- **DIRECTIONS**
Output each entry exactly; skip nothing.

>> BEGIN GIVEN DATA

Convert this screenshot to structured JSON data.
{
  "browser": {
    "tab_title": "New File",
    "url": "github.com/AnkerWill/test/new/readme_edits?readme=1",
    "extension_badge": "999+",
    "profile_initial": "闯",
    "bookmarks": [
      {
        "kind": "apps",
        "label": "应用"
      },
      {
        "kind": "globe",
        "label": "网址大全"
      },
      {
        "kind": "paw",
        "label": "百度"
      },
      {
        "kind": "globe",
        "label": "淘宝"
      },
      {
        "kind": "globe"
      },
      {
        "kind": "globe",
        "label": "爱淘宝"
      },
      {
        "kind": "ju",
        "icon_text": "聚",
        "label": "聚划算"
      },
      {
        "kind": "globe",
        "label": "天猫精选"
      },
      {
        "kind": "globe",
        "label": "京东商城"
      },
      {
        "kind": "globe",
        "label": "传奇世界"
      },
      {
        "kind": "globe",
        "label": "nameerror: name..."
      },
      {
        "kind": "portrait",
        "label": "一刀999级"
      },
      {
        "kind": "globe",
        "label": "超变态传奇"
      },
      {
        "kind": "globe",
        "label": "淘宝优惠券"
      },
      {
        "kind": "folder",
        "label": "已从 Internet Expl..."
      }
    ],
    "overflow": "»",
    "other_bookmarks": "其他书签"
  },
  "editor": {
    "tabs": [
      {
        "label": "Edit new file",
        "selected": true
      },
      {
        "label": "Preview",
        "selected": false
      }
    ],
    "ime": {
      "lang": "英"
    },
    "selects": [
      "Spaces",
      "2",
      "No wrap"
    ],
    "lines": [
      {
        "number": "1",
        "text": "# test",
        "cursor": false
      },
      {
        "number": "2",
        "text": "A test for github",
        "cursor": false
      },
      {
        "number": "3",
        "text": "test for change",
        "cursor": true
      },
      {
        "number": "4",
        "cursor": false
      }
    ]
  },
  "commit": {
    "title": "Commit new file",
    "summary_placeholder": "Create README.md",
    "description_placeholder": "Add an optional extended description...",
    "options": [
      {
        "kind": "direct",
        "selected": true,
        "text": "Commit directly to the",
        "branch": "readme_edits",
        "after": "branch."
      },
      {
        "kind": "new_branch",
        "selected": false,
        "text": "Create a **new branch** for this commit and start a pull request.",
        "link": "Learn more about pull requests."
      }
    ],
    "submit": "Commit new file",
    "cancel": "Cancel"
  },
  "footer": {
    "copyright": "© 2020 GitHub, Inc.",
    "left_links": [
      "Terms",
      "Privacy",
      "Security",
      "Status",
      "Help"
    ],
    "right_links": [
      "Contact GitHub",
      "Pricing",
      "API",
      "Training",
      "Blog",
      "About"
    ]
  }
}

>> END GIVEN DATA

- **REPLY**
Convert this screenshot to structured JSON data.
{
  "browser": {
    "tab_title": "New File",
    "url": "github.com/AnkerWill/test/new/readme_edits?readme=1",
    "extension_badge": "999+",
    "profile_initial": "闯",
    "bookmarks": [
      {
        "kind": "apps",
        "label": "应用"
      },
      {
        "kind": "globe",
        "label": "网址大全"
      },
      {
        "kind": "paw",
        "label": "百度"
      },
      {
        "kind": "globe",
        "label": "淘宝"
      },
      {
        "kind": "globe"
      },
      {
        "kind": "globe",
        "label": "爱淘宝"
      },
      {
        "kind": "ju",
        "icon_text": "聚",
        "label": "聚划算"
      },
      {
        "kind": "globe",
        "label": "天猫精选"
      },
      {
        "kind": "globe",
        "label": "京东商城"
      },
      {
        "kind": "globe",
        "label": "传奇世界"
      },
      {
        "kind": "globe",
        "label": "nameerror: name..."
      },
      {
        "kind": "portrait",
        "label": "一刀999级"
      },
      {
        "kind": "globe",
        "label": "超变态传奇"
      },
      {
        "kind": "globe",
        "label": "淘宝优惠券"
      },
      {
        "kind": "folder",
        "label": "已从 Internet Expl..."
      }
    ],
    "overflow": "»",
    "other_bookmarks": "其他书签"
  },
  "editor": {
    "tabs": [
      {
        "label": "Edit new file",
        "selected": true
      },
      {
        "label": "Preview",
        "selected": false
      }
    ],
    "ime": {
      "lang": "英"
    },
    "selects": [
      "Spaces",
      "2",
      "No wrap"
    ],
    "lines": [
      {
        "number": "1",
        "text": "# test",
        "cursor": false
      },
      {
        "number": "2",
        "text": "A test for github",
        "cursor": false
      },
      {
        "number": "3",
        "text": "test for change",
        "cursor": true
      },
      {
        "number": "4",
        "cursor": false
      }
    ]
  },
  "commit": {
    "title": "Commit new file",
    "summary_placeholder": "Create README.md",
    "description_placeholder": "Add an optional extended description...",
    "options": [
      {
        "kind": "direct",
        "selected": true,
        "text": "Commit directly to the",
        "branch": "readme_edits",
        "after": "branch."
      },
      {
        "kind": "new_branch",
        "selected": false,
        "text": "Create a **new branch** for this commit and start a pull request.",
        "link": "Learn more about pull requests."
      }
    ],
    "submit": "Commit new file",
    "cancel": "Cancel"
  },
  "footer": {
    "copyright": "© 2020 GitHub, Inc.",
    "left_links": [
      "Terms",
      "Privacy",
      "Security",
      "Status",
      "Help"
    ],
    "right_links": [
      "Contact GitHub",
      "Pricing",
      "API",
      "Training",
      "Blog",
      "About"
    ]
  }
}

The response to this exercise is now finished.